Exercise instructions: List, from the lines below, each one with "Strömungsrohr" in it.

Material:
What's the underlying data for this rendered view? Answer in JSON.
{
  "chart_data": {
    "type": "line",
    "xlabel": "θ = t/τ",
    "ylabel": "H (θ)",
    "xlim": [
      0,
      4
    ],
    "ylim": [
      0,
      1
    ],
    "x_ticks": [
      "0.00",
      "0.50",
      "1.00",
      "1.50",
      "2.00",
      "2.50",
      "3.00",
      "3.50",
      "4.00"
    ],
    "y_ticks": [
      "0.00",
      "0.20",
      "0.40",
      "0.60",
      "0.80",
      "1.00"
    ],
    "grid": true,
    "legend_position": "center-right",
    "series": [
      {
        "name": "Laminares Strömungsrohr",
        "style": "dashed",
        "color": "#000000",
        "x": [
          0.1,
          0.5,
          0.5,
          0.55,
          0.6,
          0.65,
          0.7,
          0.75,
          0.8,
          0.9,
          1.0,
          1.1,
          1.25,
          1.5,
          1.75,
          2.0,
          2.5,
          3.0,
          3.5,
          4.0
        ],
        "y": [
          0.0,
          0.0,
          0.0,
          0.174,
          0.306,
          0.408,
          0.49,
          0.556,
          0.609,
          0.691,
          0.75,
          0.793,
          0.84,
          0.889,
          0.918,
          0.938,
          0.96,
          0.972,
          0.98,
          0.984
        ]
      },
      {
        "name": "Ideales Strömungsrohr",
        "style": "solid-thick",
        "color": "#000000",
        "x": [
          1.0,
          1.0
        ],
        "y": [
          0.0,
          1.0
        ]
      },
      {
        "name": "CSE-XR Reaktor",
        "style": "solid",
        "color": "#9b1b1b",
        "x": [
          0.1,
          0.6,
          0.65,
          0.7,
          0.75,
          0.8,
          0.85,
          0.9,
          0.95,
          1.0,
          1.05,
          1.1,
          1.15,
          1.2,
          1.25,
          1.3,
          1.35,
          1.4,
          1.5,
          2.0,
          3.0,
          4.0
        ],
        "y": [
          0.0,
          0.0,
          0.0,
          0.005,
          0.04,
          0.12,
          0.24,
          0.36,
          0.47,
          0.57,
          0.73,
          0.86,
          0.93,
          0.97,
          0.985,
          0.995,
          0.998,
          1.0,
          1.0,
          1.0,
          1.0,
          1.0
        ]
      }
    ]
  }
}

Task solution:
        "name": "Laminares Strömungsrohr",
        "name": "Ideales Strömungsrohr",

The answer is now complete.